* _WRITTEN TASK_: Say how many lines hold the string "screenshot", and nothing more.

◆ ◆ ◆

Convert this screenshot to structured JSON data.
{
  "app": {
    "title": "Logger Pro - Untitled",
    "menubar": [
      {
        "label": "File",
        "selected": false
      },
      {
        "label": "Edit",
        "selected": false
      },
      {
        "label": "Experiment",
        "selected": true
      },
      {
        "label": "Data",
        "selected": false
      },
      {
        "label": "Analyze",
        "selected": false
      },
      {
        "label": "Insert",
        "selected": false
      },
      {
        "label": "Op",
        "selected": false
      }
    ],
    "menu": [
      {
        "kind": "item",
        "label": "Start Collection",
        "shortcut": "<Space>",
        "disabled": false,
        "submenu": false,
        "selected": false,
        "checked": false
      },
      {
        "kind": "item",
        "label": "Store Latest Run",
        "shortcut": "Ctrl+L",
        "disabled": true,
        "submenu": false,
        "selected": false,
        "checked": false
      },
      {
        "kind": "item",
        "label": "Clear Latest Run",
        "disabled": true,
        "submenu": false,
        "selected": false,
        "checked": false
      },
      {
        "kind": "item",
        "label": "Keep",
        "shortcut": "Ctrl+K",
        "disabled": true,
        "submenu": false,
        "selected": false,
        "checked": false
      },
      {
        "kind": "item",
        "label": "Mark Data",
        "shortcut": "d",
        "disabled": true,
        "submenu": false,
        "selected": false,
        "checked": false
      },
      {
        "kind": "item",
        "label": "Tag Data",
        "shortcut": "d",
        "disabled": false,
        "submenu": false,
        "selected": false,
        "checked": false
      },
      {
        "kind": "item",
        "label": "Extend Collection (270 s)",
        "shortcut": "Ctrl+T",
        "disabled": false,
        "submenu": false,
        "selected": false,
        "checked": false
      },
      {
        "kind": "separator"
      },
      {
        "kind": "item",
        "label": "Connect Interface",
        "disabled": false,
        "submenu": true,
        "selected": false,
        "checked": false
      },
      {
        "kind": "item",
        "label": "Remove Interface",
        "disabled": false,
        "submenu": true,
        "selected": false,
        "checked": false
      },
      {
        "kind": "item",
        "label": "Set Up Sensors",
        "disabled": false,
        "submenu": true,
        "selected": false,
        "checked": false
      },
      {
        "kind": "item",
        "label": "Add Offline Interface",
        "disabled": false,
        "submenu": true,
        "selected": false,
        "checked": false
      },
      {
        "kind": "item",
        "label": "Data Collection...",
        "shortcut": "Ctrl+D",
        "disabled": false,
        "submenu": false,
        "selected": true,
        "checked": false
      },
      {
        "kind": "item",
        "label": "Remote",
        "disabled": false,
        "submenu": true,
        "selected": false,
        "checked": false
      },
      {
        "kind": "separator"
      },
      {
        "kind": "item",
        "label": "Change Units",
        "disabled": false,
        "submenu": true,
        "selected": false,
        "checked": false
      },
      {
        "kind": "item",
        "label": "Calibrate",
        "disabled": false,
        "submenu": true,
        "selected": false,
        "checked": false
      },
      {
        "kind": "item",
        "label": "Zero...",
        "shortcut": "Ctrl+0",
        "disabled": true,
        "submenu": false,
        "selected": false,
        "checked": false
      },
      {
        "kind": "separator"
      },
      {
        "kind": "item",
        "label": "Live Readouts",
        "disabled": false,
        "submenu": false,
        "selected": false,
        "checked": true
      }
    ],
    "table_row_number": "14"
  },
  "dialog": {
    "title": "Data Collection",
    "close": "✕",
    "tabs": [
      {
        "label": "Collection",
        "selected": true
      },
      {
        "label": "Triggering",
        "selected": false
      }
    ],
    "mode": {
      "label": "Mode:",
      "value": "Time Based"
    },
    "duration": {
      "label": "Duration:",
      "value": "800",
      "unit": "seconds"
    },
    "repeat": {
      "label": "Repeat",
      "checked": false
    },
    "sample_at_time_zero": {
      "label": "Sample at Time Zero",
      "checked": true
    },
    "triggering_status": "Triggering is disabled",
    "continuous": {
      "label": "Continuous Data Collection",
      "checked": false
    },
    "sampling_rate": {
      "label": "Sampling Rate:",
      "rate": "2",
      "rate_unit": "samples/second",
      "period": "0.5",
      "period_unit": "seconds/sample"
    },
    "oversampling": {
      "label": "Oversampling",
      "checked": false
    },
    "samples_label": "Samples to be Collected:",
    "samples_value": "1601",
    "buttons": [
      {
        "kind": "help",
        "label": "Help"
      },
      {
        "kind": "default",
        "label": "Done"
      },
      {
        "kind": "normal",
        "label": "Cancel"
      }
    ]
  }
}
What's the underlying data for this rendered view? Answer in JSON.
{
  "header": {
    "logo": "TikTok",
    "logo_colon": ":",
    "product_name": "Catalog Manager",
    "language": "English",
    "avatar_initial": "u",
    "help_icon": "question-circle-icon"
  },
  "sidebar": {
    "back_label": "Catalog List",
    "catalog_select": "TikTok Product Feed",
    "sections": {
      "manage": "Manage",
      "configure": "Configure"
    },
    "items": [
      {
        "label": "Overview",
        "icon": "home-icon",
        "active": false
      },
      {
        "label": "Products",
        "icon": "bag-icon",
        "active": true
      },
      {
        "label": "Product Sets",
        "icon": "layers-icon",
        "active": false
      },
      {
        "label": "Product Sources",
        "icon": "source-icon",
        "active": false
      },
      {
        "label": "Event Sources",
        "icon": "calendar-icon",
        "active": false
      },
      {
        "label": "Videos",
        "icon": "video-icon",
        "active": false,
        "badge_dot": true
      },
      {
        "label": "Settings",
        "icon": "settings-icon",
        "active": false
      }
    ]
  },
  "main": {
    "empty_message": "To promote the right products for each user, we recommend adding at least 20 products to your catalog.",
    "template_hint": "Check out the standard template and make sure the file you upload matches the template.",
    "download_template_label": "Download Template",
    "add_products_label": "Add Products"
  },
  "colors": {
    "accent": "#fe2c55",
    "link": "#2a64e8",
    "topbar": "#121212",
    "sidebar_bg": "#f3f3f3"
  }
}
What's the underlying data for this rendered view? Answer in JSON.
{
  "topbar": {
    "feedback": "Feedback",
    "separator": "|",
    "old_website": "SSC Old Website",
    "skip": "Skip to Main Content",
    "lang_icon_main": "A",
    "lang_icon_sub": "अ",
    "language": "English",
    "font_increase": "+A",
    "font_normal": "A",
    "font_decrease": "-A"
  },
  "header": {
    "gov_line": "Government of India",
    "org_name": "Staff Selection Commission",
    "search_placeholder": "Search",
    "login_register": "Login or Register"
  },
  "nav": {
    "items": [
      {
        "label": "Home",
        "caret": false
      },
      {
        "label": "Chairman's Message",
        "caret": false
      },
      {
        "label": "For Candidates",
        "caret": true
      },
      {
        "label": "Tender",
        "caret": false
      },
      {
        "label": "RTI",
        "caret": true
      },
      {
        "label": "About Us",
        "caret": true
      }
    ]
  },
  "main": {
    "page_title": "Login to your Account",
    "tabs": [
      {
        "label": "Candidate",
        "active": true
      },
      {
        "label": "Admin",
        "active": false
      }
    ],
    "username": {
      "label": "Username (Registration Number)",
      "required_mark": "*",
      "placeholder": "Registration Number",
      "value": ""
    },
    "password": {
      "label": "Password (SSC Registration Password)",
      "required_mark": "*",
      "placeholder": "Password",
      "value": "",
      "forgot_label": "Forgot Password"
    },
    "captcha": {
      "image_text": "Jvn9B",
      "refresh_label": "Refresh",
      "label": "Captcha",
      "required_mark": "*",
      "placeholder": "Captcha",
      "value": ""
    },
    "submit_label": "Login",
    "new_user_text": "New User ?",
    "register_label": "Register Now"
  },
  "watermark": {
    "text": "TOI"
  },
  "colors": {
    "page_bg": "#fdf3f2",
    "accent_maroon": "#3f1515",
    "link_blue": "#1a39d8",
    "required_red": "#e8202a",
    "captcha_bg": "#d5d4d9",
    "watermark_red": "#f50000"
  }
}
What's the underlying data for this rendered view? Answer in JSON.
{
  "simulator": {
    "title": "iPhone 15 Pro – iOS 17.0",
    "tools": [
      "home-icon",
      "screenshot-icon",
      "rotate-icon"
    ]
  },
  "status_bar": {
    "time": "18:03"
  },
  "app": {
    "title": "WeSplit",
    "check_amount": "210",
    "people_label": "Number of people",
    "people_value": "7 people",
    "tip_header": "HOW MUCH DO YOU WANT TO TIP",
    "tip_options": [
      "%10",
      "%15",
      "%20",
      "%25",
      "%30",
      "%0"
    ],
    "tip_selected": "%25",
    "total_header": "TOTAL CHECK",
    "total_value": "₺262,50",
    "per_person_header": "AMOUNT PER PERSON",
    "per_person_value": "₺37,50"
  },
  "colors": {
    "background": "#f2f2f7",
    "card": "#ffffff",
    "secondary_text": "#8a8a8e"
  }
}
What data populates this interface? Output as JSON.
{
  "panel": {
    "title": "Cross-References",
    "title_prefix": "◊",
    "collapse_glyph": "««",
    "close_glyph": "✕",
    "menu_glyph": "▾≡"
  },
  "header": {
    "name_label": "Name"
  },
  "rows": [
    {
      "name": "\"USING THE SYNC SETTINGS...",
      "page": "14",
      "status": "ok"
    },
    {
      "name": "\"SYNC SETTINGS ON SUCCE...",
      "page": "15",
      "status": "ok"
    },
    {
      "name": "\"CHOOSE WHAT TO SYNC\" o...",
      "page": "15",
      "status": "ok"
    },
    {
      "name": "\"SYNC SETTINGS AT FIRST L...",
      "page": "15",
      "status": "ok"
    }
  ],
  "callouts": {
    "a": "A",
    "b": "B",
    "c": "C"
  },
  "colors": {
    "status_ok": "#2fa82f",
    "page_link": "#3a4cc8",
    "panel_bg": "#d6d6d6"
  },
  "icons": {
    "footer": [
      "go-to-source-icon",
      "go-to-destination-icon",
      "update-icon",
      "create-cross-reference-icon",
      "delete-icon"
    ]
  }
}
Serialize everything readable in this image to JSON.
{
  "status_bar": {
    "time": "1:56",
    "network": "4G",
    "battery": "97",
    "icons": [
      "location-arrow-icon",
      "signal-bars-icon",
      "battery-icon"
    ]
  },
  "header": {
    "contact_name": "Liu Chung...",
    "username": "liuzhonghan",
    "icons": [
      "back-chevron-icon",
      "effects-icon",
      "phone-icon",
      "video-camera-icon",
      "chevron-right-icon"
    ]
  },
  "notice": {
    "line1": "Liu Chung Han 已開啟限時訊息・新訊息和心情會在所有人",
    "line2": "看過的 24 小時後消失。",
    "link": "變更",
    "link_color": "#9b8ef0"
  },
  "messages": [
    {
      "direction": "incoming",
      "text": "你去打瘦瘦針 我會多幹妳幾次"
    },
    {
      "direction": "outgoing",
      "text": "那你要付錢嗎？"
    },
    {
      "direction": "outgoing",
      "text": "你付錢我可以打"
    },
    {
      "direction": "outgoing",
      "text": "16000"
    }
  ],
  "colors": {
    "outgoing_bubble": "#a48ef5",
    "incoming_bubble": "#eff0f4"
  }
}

◆ ◆ ◆

* _TASK OUTPUT_: 2